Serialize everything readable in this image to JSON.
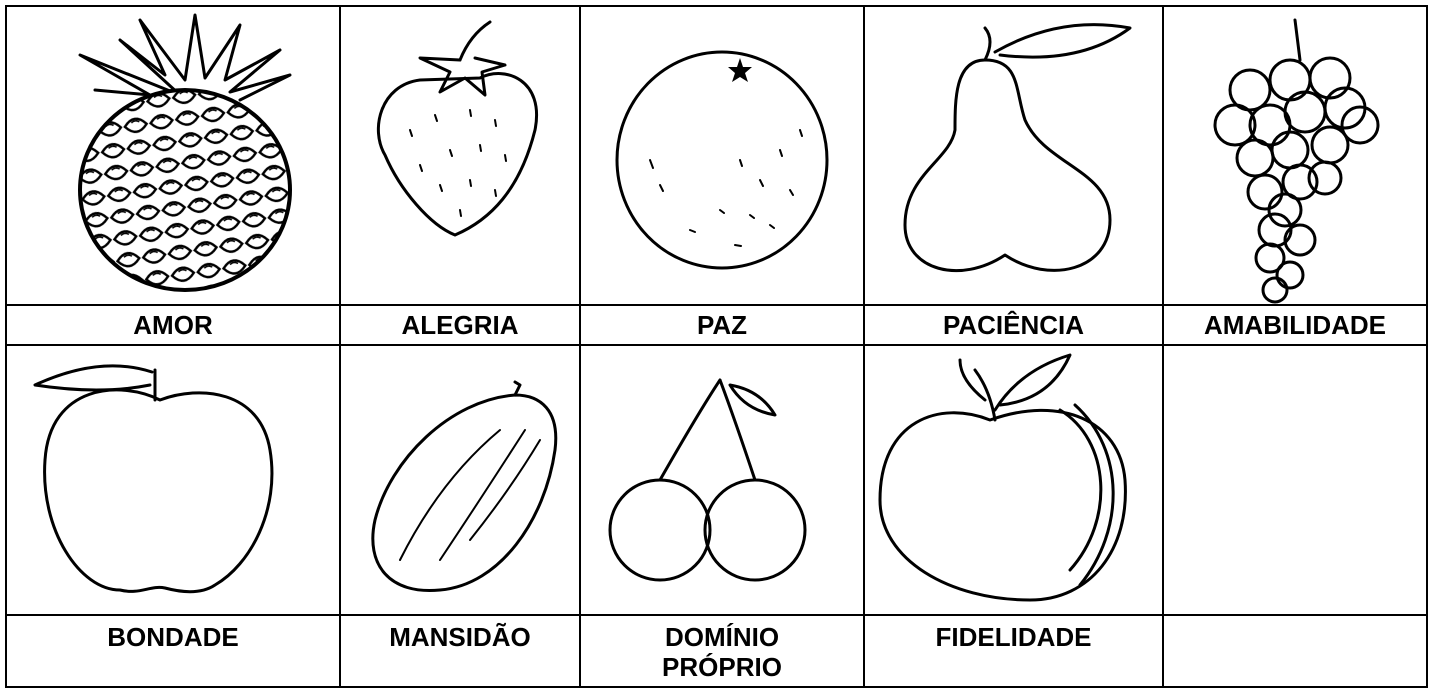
{
  "table": {
    "rows": [
      [
        "AMOR",
        "ALEGRIA",
        "PAZ",
        "PACIÊNCIA",
        "AMABILIDADE"
      ],
      [
        "BONDADE",
        "MANSIDÃO",
        "DOMÍNIO PRÓPRIO",
        "FIDELIDADE"
      ]
    ]
  }
}
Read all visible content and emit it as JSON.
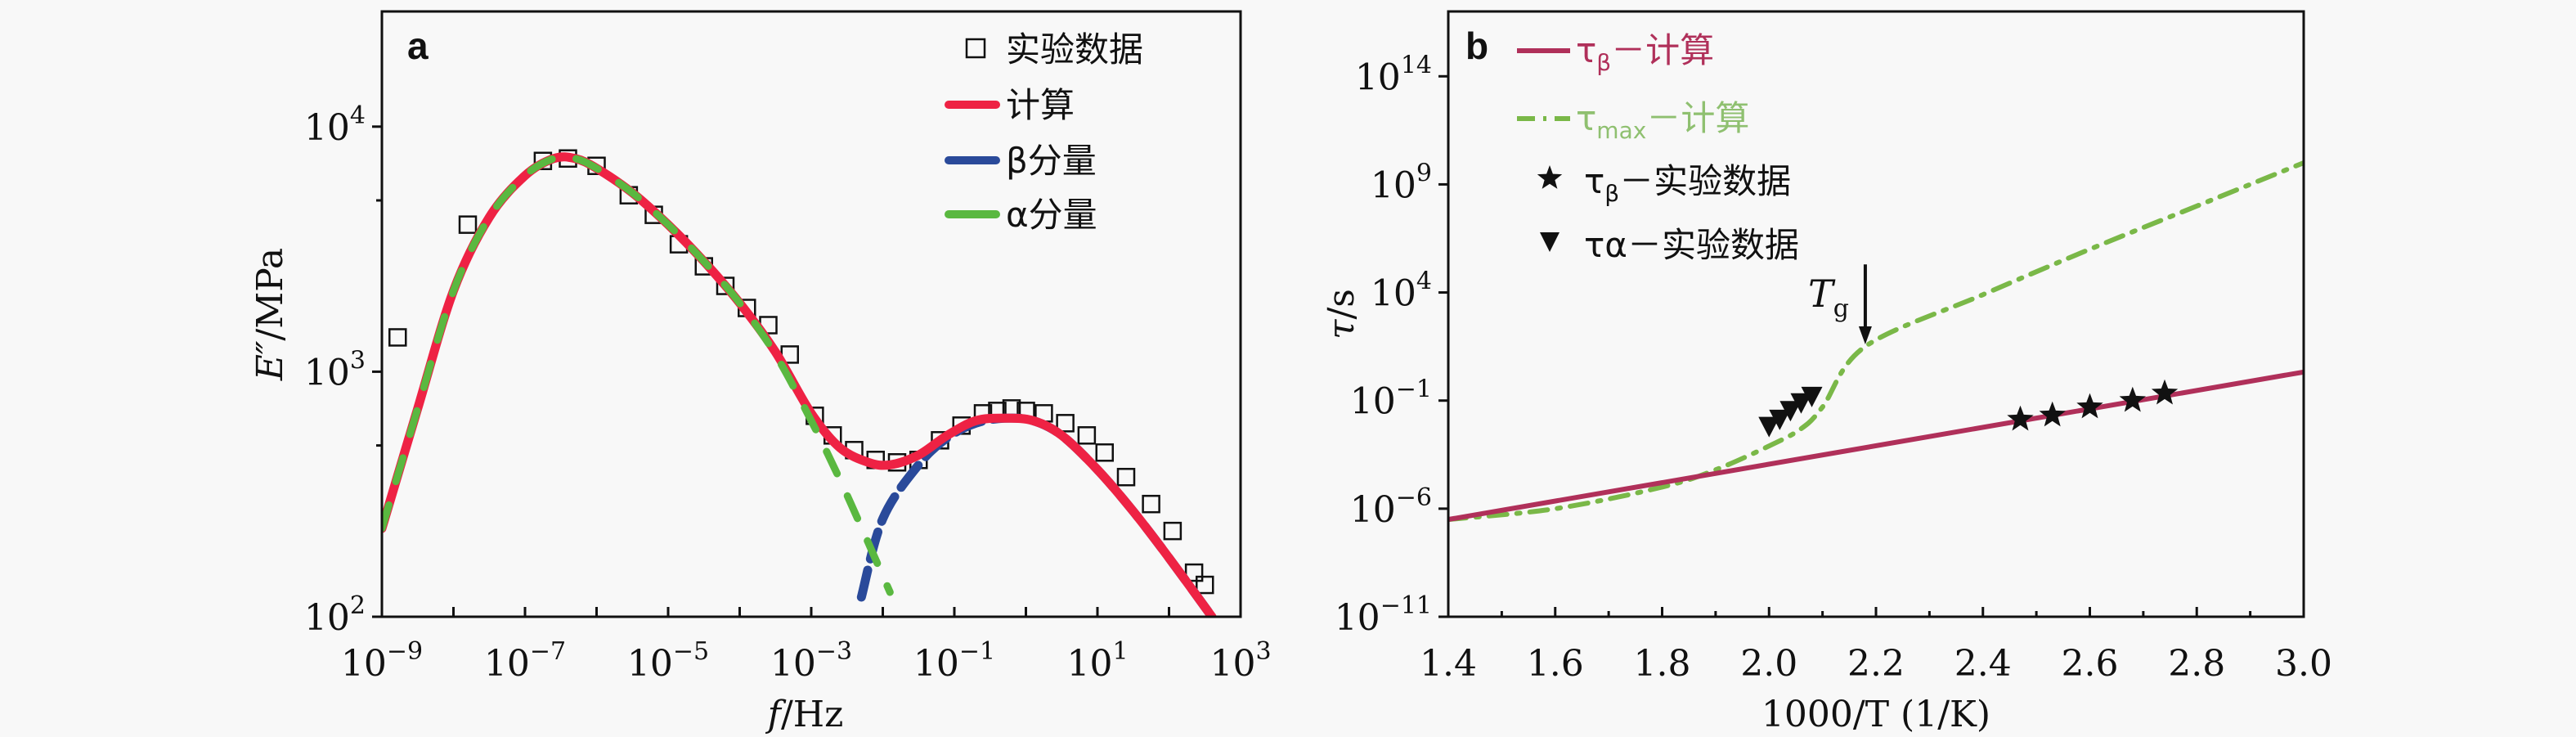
{
  "chart_data": [
    {
      "panel": "a",
      "type": "line",
      "xscale": "log",
      "yscale": "log",
      "xlabel": "f/Hz",
      "ylabel": "E″/MPa",
      "xlim_exp": [
        -9,
        3
      ],
      "ylim_exp": [
        2,
        4.47
      ],
      "x_ticks": [
        {
          "base": "10",
          "exp": "−9",
          "value_exp": -9
        },
        {
          "base": "10",
          "exp": "−7",
          "value_exp": -7
        },
        {
          "base": "10",
          "exp": "−5",
          "value_exp": -5
        },
        {
          "base": "10",
          "exp": "−3",
          "value_exp": -3
        },
        {
          "base": "10",
          "exp": "−1",
          "value_exp": -1
        },
        {
          "base": "10",
          "exp": "1",
          "value_exp": 1
        },
        {
          "base": "10",
          "exp": "3",
          "value_exp": 3
        }
      ],
      "y_ticks": [
        {
          "base": "10",
          "exp": "2",
          "value_exp": 2
        },
        {
          "base": "10",
          "exp": "3",
          "value_exp": 3
        },
        {
          "base": "10",
          "exp": "4",
          "value_exp": 4
        }
      ],
      "legend": [
        {
          "label": "实验数据",
          "marker": "open-square",
          "color": "#111111"
        },
        {
          "label": "计算",
          "marker": "line",
          "color": "#ee2244"
        },
        {
          "label": "β分量",
          "marker": "dash",
          "color": "#2a4a9a"
        },
        {
          "label": "α分量",
          "marker": "dash",
          "color": "#5ab840"
        }
      ],
      "legend_position": "top-right",
      "series": [
        {
          "name": "实验数据",
          "style": "markers",
          "points": [
            [
              -8.78,
              3.14
            ],
            [
              -7.8,
              3.6
            ],
            [
              -6.75,
              3.86
            ],
            [
              -6.4,
              3.87
            ],
            [
              -6.0,
              3.84
            ],
            [
              -5.55,
              3.72
            ],
            [
              -5.2,
              3.64
            ],
            [
              -4.85,
              3.52
            ],
            [
              -4.5,
              3.43
            ],
            [
              -4.2,
              3.35
            ],
            [
              -3.9,
              3.26
            ],
            [
              -3.6,
              3.19
            ],
            [
              -3.3,
              3.07
            ],
            [
              -2.95,
              2.82
            ],
            [
              -2.7,
              2.74
            ],
            [
              -2.4,
              2.68
            ],
            [
              -2.1,
              2.64
            ],
            [
              -1.8,
              2.63
            ],
            [
              -1.5,
              2.64
            ],
            [
              -1.2,
              2.72
            ],
            [
              -0.9,
              2.78
            ],
            [
              -0.6,
              2.83
            ],
            [
              -0.4,
              2.84
            ],
            [
              -0.2,
              2.85
            ],
            [
              0.0,
              2.84
            ],
            [
              0.25,
              2.83
            ],
            [
              0.55,
              2.79
            ],
            [
              0.85,
              2.74
            ],
            [
              1.1,
              2.67
            ],
            [
              1.4,
              2.57
            ],
            [
              1.75,
              2.46
            ],
            [
              2.05,
              2.35
            ],
            [
              2.35,
              2.18
            ],
            [
              2.5,
              2.13
            ]
          ]
        },
        {
          "name": "计算",
          "style": "solid",
          "points": [
            [
              -9.0,
              2.36
            ],
            [
              -8.5,
              2.85
            ],
            [
              -8.0,
              3.33
            ],
            [
              -7.5,
              3.63
            ],
            [
              -7.0,
              3.8
            ],
            [
              -6.6,
              3.87
            ],
            [
              -6.3,
              3.87
            ],
            [
              -6.0,
              3.83
            ],
            [
              -5.5,
              3.73
            ],
            [
              -5.0,
              3.6
            ],
            [
              -4.5,
              3.45
            ],
            [
              -4.0,
              3.28
            ],
            [
              -3.5,
              3.08
            ],
            [
              -3.0,
              2.83
            ],
            [
              -2.6,
              2.69
            ],
            [
              -2.2,
              2.63
            ],
            [
              -1.9,
              2.62
            ],
            [
              -1.5,
              2.66
            ],
            [
              -1.1,
              2.74
            ],
            [
              -0.7,
              2.8
            ],
            [
              -0.3,
              2.81
            ],
            [
              0.1,
              2.8
            ],
            [
              0.5,
              2.74
            ],
            [
              1.0,
              2.6
            ],
            [
              1.5,
              2.43
            ],
            [
              2.0,
              2.24
            ],
            [
              2.6,
              2.0
            ]
          ]
        },
        {
          "name": "β分量",
          "style": "dashed",
          "points": [
            [
              -2.3,
              2.08
            ],
            [
              -2.0,
              2.4
            ],
            [
              -1.5,
              2.62
            ],
            [
              -1.1,
              2.73
            ],
            [
              -0.7,
              2.79
            ],
            [
              -0.3,
              2.81
            ],
            [
              0.1,
              2.8
            ],
            [
              0.5,
              2.74
            ],
            [
              1.0,
              2.6
            ],
            [
              1.5,
              2.43
            ],
            [
              2.0,
              2.24
            ],
            [
              2.6,
              2.0
            ]
          ]
        },
        {
          "name": "α分量",
          "style": "dashed",
          "points": [
            [
              -9.0,
              2.36
            ],
            [
              -8.5,
              2.85
            ],
            [
              -8.0,
              3.33
            ],
            [
              -7.5,
              3.63
            ],
            [
              -7.0,
              3.8
            ],
            [
              -6.6,
              3.87
            ],
            [
              -6.3,
              3.87
            ],
            [
              -6.0,
              3.83
            ],
            [
              -5.5,
              3.73
            ],
            [
              -5.0,
              3.6
            ],
            [
              -4.5,
              3.45
            ],
            [
              -4.0,
              3.28
            ],
            [
              -3.5,
              3.07
            ],
            [
              -3.0,
              2.8
            ],
            [
              -2.6,
              2.56
            ],
            [
              -2.2,
              2.3
            ],
            [
              -1.9,
              2.1
            ]
          ]
        }
      ]
    },
    {
      "panel": "b",
      "type": "line",
      "xscale": "linear",
      "yscale": "log",
      "xlabel": "1000/T (1/K)",
      "ylabel": "τ/s",
      "xlim": [
        1.4,
        3.0
      ],
      "ylim_exp": [
        -11,
        17
      ],
      "x_ticks": [
        "1.4",
        "1.6",
        "1.8",
        "2.0",
        "2.2",
        "2.4",
        "2.6",
        "2.8",
        "3.0"
      ],
      "y_ticks": [
        {
          "base": "10",
          "exp": "−11",
          "value_exp": -11
        },
        {
          "base": "10",
          "exp": "−6",
          "value_exp": -6
        },
        {
          "base": "10",
          "exp": "−1",
          "value_exp": -1
        },
        {
          "base": "10",
          "exp": "4",
          "value_exp": 4
        },
        {
          "base": "10",
          "exp": "9",
          "value_exp": 9
        },
        {
          "base": "10",
          "exp": "14",
          "value_exp": 14
        }
      ],
      "legend": [
        {
          "tau": "τ",
          "sub": "β",
          "rest": "－计算",
          "marker": "line",
          "color": "#b0305a"
        },
        {
          "tau": "τ",
          "sub": "max",
          "rest": "－计算",
          "marker": "dash-dot",
          "color": "#7ab848"
        },
        {
          "tau": "τ",
          "sub": "β",
          "rest": "－实验数据",
          "marker": "star",
          "color": "#111111"
        },
        {
          "tau": "τα",
          "sub": "",
          "rest": "－实验数据",
          "marker": "down-triangle",
          "color": "#111111"
        }
      ],
      "legend_position": "top-left",
      "annotation": {
        "text": "T",
        "sub": "g",
        "x": 2.18,
        "arrow_from_exp": 5.3,
        "arrow_to_exp": 1.6
      },
      "series": [
        {
          "name": "τβ－计算",
          "style": "solid",
          "points": [
            [
              1.4,
              -6.5
            ],
            [
              3.0,
              0.32
            ]
          ]
        },
        {
          "name": "τmax－计算",
          "style": "dash-dot",
          "points": [
            [
              1.4,
              -6.5
            ],
            [
              1.6,
              -6.0
            ],
            [
              1.8,
              -5.0
            ],
            [
              1.9,
              -4.2
            ],
            [
              2.0,
              -3.1
            ],
            [
              2.06,
              -2.3
            ],
            [
              2.1,
              -1.3
            ],
            [
              2.18,
              1.5
            ],
            [
              2.4,
              3.9
            ],
            [
              2.6,
              6.0
            ],
            [
              2.8,
              8.0
            ],
            [
              3.0,
              10.0
            ]
          ]
        },
        {
          "name": "τβ－实验数据",
          "style": "star",
          "points": [
            [
              2.47,
              -1.87
            ],
            [
              2.53,
              -1.68
            ],
            [
              2.6,
              -1.3
            ],
            [
              2.68,
              -1.0
            ],
            [
              2.74,
              -0.66
            ]
          ]
        },
        {
          "name": "τα－实验数据",
          "style": "down-triangle",
          "points": [
            [
              2.0,
              -2.13
            ],
            [
              2.02,
              -1.8
            ],
            [
              2.04,
              -1.4
            ],
            [
              2.06,
              -1.04
            ],
            [
              2.08,
              -0.74
            ]
          ]
        }
      ]
    }
  ],
  "labels": {
    "panel_a": "a",
    "panel_b": "b",
    "a_xlabel_italic": "f",
    "a_xlabel_unit": "/Hz",
    "a_ylabel_italic": "E″",
    "a_ylabel_unit": "/MPa",
    "b_xlabel": "1000/T (1/K)",
    "b_ylabel_italic": "τ",
    "b_ylabel_unit": "/s"
  }
}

^^^^^^^^

_INSTRUCTIONS TO FOLLOW_. Look through the listing above and count the lines where the string "name" appears. Report the number only.

_THE RESPONSE_. 8